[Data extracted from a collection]
========

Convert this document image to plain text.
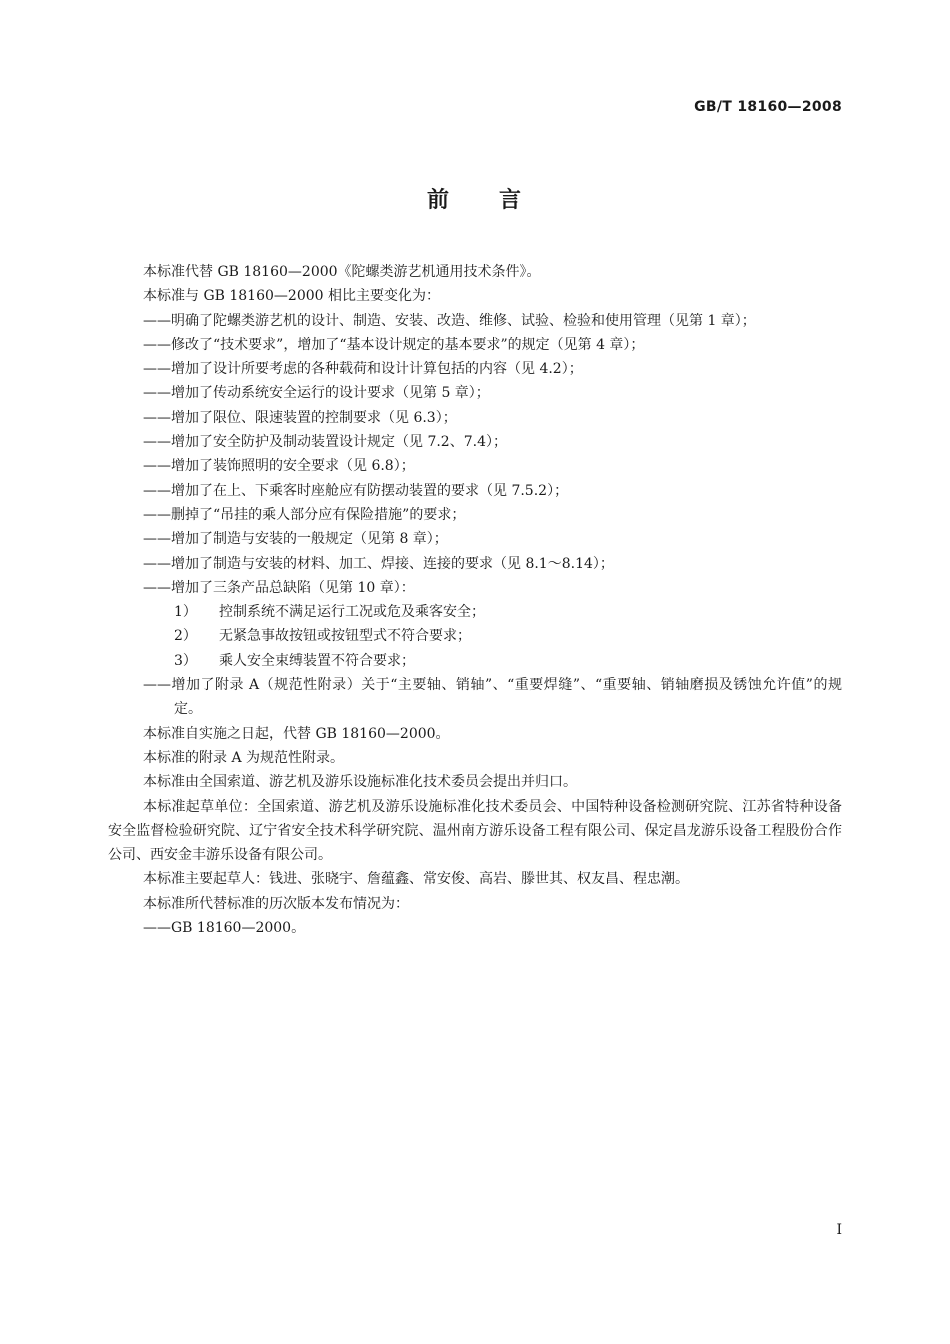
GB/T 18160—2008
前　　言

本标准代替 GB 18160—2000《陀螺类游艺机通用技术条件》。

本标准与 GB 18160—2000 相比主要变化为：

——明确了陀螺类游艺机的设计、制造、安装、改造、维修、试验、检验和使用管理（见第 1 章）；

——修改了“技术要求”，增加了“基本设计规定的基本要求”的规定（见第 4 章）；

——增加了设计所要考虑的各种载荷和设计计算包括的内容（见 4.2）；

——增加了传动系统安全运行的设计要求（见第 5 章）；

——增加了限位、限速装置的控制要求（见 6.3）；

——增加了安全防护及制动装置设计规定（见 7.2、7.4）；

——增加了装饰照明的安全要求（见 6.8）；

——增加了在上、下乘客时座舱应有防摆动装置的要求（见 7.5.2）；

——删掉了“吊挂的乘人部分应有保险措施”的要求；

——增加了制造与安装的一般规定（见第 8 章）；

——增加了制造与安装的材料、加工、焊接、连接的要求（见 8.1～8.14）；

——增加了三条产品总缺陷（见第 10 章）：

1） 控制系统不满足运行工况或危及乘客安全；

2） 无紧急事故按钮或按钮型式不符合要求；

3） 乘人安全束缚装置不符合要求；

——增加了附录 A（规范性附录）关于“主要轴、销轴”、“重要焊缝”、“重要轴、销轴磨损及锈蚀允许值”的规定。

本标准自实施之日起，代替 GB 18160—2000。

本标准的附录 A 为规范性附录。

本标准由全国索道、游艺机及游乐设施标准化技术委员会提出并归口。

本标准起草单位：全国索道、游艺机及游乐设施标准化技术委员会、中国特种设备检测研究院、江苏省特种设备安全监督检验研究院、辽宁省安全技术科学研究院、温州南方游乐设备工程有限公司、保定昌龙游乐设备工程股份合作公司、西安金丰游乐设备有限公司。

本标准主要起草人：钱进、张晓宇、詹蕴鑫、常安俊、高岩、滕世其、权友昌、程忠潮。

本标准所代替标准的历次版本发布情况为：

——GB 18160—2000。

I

========

◆ To be done:
Reproduce every record above exactly, but leave out the pictures.

◆ Response for this exercise:
Convert this document image to plain text.
GB/T 18160—2008
前　　言

本标准代替 GB 18160—2000《陀螺类游艺机通用技术条件》。

本标准与 GB 18160—2000 相比主要变化为：

——明确了陀螺类游艺机的设计、制造、安装、改造、维修、试验、检验和使用管理（见第 1 章）；

——修改了“技术要求”，增加了“基本设计规定的基本要求”的规定（见第 4 章）；

——增加了设计所要考虑的各种载荷和设计计算包括的内容（见 4.2）；

——增加了传动系统安全运行的设计要求（见第 5 章）；

——增加了限位、限速装置的控制要求（见 6.3）；

——增加了安全防护及制动装置设计规定（见 7.2、7.4）；

——增加了装饰照明的安全要求（见 6.8）；

——增加了在上、下乘客时座舱应有防摆动装置的要求（见 7.5.2）；

——删掉了“吊挂的乘人部分应有保险措施”的要求；

——增加了制造与安装的一般规定（见第 8 章）；

——增加了制造与安装的材料、加工、焊接、连接的要求（见 8.1～8.14）；

——增加了三条产品总缺陷（见第 10 章）：

1） 控制系统不满足运行工况或危及乘客安全；

2） 无紧急事故按钮或按钮型式不符合要求；

3） 乘人安全束缚装置不符合要求；

——增加了附录 A（规范性附录）关于“主要轴、销轴”、“重要焊缝”、“重要轴、销轴磨损及锈蚀允许值”的规定。

本标准自实施之日起，代替 GB 18160—2000。

本标准的附录 A 为规范性附录。

本标准由全国索道、游艺机及游乐设施标准化技术委员会提出并归口。

本标准起草单位：全国索道、游艺机及游乐设施标准化技术委员会、中国特种设备检测研究院、江苏省特种设备安全监督检验研究院、辽宁省安全技术科学研究院、温州南方游乐设备工程有限公司、保定昌龙游乐设备工程股份合作公司、西安金丰游乐设备有限公司。

本标准主要起草人：钱进、张晓宇、詹蕴鑫、常安俊、高岩、滕世其、权友昌、程忠潮。

本标准所代替标准的历次版本发布情况为：

——GB 18160—2000。

I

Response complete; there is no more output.